SOURCE PASSAGE -
┌────────

Internally, ``bayes_spec`` models the baseline structure using polynomial functions. The ``add_priors()`` function must add the priors on the polynomial baseline coefficients via ``super().add_baseline_priors(prior_baseline_coeffs=prior_baseline_coeffs)`` where ``prior_baseline_coeffs`` can either be ``None``, in which case the normalized coefficient prior distributions all have unit variance, or a dictionary with keys matching the ``SpecData`` and values with the prior width of each baseline coefficient (length ``baseline_degree + 1``). Thus, for ``baseline_degree = 1`` and ``SpecData`` key ``"observation"``, ``prior_baseline_coeffs`` must either be ``None`` or a dictionary like ``{"observation": [1.0, 1.0]}``.

.. code-block:: python

    def add_priors(self,
        prior_line_area = 100.0,
        prior_fwhm = 25.0,
        prior_velocity = [0.0, 25.0],
        prior_baseline_coeffs = None,
    ):
        """Add priors to the model"""
        # add polynomial baseline priors
        if prior_baseline_coeffs is not None:
            prior_baseline_coeffs = {"observation": prior_baseline_coeffs}
        super().add_baseline_priors(prior_baseline_coeffs=prior_baseline_coeffs)

        with self.model:
            # Line area
            line_area_norm = pm.Gamma("line_area_norm", alpha=2.0, beta=1.0, dims="cloud")
            line_area = pm.Deterministic("line_area", prior_line_area * line_area_norm, dims="cloud")

└────────

DATA LISTING -
┌────────

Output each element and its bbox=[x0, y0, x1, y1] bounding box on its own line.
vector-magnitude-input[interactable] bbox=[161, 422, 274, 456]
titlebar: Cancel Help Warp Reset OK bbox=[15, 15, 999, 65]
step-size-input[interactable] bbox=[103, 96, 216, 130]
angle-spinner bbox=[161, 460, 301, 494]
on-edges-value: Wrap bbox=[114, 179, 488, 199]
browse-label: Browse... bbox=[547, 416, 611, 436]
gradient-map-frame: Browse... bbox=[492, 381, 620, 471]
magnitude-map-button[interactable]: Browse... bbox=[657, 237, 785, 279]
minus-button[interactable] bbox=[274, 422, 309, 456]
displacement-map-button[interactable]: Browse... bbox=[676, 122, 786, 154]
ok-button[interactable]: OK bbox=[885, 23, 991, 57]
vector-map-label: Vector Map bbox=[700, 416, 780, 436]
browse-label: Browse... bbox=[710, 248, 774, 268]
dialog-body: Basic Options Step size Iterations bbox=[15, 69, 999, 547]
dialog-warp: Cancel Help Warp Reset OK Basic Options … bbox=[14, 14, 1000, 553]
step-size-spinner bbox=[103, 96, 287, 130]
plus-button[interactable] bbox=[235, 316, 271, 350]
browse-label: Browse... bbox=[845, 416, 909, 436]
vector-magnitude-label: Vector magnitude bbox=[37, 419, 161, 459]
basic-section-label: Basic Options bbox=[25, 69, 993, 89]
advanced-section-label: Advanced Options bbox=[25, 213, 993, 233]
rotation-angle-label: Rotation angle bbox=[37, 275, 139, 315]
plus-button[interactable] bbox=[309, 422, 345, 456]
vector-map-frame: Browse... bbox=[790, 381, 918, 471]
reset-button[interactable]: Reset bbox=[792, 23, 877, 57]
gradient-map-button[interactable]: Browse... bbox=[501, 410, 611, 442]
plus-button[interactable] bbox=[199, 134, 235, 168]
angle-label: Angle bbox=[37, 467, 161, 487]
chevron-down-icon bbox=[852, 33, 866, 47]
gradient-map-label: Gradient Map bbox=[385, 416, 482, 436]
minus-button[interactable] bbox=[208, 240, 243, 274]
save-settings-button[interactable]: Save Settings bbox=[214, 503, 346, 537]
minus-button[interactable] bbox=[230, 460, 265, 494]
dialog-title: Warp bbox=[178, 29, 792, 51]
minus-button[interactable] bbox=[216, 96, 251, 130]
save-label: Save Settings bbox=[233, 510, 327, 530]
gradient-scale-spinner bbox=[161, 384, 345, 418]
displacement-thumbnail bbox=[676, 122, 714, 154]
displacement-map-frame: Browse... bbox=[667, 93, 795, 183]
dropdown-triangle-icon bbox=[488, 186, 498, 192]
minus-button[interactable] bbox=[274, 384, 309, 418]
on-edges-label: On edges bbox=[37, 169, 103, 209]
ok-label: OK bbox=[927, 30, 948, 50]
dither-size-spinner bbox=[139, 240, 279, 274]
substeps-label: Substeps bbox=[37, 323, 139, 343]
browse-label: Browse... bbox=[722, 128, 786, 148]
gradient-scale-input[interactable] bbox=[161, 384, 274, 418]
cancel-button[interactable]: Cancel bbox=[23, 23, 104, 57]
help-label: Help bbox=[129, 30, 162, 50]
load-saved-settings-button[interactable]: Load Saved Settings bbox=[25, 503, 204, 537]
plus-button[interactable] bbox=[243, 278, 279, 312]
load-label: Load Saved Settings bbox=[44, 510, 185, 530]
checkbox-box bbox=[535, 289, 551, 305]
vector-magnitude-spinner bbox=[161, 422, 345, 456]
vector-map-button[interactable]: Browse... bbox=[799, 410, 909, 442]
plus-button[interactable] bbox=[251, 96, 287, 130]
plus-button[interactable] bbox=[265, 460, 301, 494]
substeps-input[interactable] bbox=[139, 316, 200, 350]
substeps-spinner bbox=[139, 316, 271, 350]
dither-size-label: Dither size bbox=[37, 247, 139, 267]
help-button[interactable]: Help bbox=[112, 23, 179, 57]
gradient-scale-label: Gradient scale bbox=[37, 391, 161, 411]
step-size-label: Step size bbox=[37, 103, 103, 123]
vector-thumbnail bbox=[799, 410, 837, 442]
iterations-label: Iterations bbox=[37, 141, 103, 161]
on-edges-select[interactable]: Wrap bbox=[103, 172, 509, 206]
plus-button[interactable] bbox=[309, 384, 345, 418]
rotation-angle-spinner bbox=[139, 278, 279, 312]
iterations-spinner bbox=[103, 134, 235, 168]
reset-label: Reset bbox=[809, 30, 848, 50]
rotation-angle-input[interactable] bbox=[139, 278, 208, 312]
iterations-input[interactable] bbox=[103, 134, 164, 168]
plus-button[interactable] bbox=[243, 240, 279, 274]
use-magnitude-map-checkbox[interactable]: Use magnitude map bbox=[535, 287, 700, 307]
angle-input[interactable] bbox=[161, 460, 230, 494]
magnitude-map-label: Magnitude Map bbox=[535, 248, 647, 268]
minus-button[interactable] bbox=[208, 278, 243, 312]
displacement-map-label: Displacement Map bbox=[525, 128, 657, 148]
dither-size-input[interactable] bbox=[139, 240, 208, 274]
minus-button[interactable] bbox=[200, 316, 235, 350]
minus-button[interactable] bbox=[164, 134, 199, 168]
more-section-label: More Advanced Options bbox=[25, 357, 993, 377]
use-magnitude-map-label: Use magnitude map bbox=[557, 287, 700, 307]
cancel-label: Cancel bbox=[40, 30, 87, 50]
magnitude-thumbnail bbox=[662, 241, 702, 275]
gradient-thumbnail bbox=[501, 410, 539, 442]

└────────

JOBS -
1. In the passage on baseline priors, what variance do the normalized coefficient prior distributions have when prior_baseline_coeffs is None?
2. Resume the passage on baseline priors from the point where it stops.
The entries are material separate from the passage on baseline priors.

FINAL ANSWERS -
1. They all have unit variance.

2.
            # FWHM line width
            fwhm_norm = pm.Gamma("fwhm_norm", alpha=2.0, beta=1.0, dims="cloud")
            fwhm = pm.Deterministic("fwhm", prior_fwhm * fwhm_norm, dims="cloud")

            # Center velocity
            velocity_norm = pm.Normal("velocity_norm", mu=0.0, sigma=1.0, dims="cloud")
            _ = pm.Deterministic("velocity", prior_velocity[0] + prior_velocity[1] * velocity_norm, dims="cloud")

            # Amplitude
            _ = pm.Deterministic("amplitude", line_area / fwhm / np.sqrt(np.pi / (4.0 * np.log(2.0))), dims="cloud")

The first argument of the ``pymc`` distributions or ``Deterministic`` is simply the internal parameter name. These parameters can be accessed in other functions via, for example, ``self.model["amplitude"]``.

``add_likelihood()``
--------------------

Finally, the model must relate the model parameters to the data and evaluate the likelihood. Generally, this is as easy as writing down the *forward model* equations that produce the observed spectral line data. In our case, these equations are simply that of a Gaussian line profile and the polynomial baseline.

Note that mathematical operations on ``pymc`` variables must be implemented via ``pytensor.tensor`` operations. Most ``numpy`` functions are handled implicitly by ``pymc``, but in general it is best to use ``pytensor.tensor`` operations whenever possible. For example, here is the equation of a Gaussian line profile:

.. code-block:: python

    import pytensor.tensor as pt

    def gaussian(x, amp, center, fwhm):
        """Evaluate a Gaussian function"""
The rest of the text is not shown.